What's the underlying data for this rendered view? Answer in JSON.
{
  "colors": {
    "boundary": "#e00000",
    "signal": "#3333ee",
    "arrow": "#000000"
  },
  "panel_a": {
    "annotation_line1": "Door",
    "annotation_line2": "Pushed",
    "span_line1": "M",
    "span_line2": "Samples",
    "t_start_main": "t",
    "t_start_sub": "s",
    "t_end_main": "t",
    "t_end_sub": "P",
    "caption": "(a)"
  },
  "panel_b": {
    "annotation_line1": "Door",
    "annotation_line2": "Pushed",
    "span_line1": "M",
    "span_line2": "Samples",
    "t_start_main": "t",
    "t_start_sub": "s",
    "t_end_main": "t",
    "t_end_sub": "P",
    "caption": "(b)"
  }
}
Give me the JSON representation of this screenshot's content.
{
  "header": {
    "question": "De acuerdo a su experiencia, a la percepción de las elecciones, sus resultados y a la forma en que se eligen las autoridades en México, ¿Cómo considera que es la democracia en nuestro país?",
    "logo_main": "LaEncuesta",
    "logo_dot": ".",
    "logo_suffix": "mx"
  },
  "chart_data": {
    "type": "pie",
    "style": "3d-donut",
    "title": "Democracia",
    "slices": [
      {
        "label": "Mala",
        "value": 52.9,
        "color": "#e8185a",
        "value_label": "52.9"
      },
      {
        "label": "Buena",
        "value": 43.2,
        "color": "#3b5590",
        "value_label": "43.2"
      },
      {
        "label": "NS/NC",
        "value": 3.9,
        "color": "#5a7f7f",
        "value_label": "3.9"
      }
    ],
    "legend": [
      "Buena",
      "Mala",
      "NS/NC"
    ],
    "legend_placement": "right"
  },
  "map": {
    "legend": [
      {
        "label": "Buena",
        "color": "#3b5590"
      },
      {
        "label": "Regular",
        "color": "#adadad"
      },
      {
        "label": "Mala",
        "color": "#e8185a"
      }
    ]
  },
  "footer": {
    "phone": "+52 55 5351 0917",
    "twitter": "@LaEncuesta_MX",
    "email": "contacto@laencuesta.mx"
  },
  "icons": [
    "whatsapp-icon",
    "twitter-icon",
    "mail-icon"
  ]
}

━━━

▶ **Aim of the task**: Copy down the material exactly as written.

▶ **Final answer**:
What's the underlying data for this rendered view? Answer in JSON.
{
  "colors": {
    "boundary": "#e00000",
    "signal": "#3333ee",
    "arrow": "#000000"
  },
  "panel_a": {
    "annotation_line1": "Door",
    "annotation_line2": "Pushed",
    "span_line1": "M",
    "span_line2": "Samples",
    "t_start_main": "t",
    "t_start_sub": "s",
    "t_end_main": "t",
    "t_end_sub": "P",
    "caption": "(a)"
  },
  "panel_b": {
    "annotation_line1": "Door",
    "annotation_line2": "Pushed",
    "span_line1": "M",
    "span_line2": "Samples",
    "t_start_main": "t",
    "t_start_sub": "s",
    "t_end_main": "t",
    "t_end_sub": "P",
    "caption": "(b)"
  }
}
Give me the JSON representation of this screenshot's content.
{
  "header": {
    "question": "De acuerdo a su experiencia, a la percepción de las elecciones, sus resultados y a la forma en que se eligen las autoridades en México, ¿Cómo considera que es la democracia en nuestro país?",
    "logo_main": "LaEncuesta",
    "logo_dot": ".",
    "logo_suffix": "mx"
  },
  "chart_data": {
    "type": "pie",
    "style": "3d-donut",
    "title": "Democracia",
    "slices": [
      {
        "label": "Mala",
        "value": 52.9,
        "color": "#e8185a",
        "value_label": "52.9"
      },
      {
        "label": "Buena",
        "value": 43.2,
        "color": "#3b5590",
        "value_label": "43.2"
      },
      {
        "label": "NS/NC",
        "value": 3.9,
        "color": "#5a7f7f",
        "value_label": "3.9"
      }
    ],
    "legend": [
      "Buena",
      "Mala",
      "NS/NC"
    ],
    "legend_placement": "right"
  },
  "map": {
    "legend": [
      {
        "label": "Buena",
        "color": "#3b5590"
      },
      {
        "label": "Regular",
        "color": "#adadad"
      },
      {
        "label": "Mala",
        "color": "#e8185a"
      }
    ]
  },
  "footer": {
    "phone": "+52 55 5351 0917",
    "twitter": "@LaEncuesta_MX",
    "email": "contacto@laencuesta.mx"
  },
  "icons": [
    "whatsapp-icon",
    "twitter-icon",
    "mail-icon"
  ]
}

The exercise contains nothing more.